__Directive__
Gather all lines with "source" from the records.
━━━━━ Input material
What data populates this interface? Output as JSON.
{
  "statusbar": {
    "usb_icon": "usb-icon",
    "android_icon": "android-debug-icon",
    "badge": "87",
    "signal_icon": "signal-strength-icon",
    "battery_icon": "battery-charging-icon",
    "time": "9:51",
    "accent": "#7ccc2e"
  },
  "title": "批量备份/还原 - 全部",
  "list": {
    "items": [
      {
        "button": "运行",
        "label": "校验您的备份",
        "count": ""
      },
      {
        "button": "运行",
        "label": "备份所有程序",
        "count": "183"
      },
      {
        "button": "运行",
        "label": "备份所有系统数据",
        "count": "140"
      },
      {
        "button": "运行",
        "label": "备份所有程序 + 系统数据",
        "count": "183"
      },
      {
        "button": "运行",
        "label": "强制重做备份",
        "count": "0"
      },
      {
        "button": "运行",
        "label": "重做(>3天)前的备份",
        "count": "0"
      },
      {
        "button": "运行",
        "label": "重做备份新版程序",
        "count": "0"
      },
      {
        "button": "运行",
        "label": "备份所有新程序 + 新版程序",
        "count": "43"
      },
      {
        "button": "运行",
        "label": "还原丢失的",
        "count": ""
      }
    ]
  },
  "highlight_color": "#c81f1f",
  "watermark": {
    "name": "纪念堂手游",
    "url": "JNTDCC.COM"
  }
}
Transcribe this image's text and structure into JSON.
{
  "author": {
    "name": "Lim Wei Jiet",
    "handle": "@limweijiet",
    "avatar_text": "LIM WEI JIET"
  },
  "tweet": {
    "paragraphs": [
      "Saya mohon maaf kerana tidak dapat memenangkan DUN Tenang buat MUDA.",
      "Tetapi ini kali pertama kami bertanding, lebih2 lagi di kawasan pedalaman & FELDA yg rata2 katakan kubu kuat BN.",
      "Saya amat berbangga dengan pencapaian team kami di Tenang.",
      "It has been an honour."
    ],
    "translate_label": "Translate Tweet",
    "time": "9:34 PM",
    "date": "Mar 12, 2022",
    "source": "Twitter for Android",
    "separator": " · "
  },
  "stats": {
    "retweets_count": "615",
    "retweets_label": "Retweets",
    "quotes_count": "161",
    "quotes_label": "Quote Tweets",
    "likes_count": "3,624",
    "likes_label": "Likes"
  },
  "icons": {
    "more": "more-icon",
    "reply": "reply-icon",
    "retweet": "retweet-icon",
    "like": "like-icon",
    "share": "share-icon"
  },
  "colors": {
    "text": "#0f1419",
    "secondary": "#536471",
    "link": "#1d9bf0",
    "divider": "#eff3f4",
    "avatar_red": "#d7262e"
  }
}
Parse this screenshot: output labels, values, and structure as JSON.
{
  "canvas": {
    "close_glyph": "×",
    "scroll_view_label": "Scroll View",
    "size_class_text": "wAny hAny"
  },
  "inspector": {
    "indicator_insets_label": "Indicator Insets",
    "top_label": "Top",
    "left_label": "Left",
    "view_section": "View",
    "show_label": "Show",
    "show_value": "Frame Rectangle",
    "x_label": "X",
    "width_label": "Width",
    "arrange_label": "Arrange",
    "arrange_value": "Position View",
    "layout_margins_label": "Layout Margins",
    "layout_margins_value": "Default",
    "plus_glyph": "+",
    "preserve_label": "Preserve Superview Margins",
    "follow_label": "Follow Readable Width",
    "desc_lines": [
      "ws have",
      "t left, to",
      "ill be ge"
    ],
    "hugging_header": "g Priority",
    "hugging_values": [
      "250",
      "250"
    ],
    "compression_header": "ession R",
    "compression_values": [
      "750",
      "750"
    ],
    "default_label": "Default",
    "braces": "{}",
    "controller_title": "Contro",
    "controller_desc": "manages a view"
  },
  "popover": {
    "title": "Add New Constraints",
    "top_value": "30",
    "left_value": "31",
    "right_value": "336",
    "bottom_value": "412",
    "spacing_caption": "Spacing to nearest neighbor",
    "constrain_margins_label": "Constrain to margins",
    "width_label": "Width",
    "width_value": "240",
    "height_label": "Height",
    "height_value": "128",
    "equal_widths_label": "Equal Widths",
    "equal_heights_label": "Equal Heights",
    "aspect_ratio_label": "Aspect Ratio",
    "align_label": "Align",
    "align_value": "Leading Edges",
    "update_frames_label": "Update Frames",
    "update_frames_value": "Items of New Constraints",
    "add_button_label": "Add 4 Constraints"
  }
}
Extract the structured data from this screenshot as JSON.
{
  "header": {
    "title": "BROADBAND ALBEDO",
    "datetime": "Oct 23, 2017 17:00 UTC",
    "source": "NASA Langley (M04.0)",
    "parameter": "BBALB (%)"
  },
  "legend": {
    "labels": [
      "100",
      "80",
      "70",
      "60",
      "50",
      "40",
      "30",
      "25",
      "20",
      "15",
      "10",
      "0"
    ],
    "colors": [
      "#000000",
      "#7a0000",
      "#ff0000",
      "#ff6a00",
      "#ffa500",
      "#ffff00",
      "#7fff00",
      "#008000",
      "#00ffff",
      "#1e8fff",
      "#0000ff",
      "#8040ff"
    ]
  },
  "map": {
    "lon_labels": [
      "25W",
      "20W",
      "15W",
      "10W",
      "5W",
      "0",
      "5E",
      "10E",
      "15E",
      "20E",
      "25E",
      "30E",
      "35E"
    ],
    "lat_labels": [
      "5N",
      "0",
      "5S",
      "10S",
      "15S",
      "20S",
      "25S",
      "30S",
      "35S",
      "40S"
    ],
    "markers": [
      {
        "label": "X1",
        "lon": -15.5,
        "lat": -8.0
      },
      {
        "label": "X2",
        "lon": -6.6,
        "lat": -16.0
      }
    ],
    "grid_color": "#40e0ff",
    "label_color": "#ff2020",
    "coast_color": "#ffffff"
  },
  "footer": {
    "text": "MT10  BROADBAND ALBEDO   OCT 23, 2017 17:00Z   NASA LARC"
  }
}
━━━━━━━━━━
__In response__
    "source": "Twitter for Android",
    "source": "NASA Langley (M04.0)",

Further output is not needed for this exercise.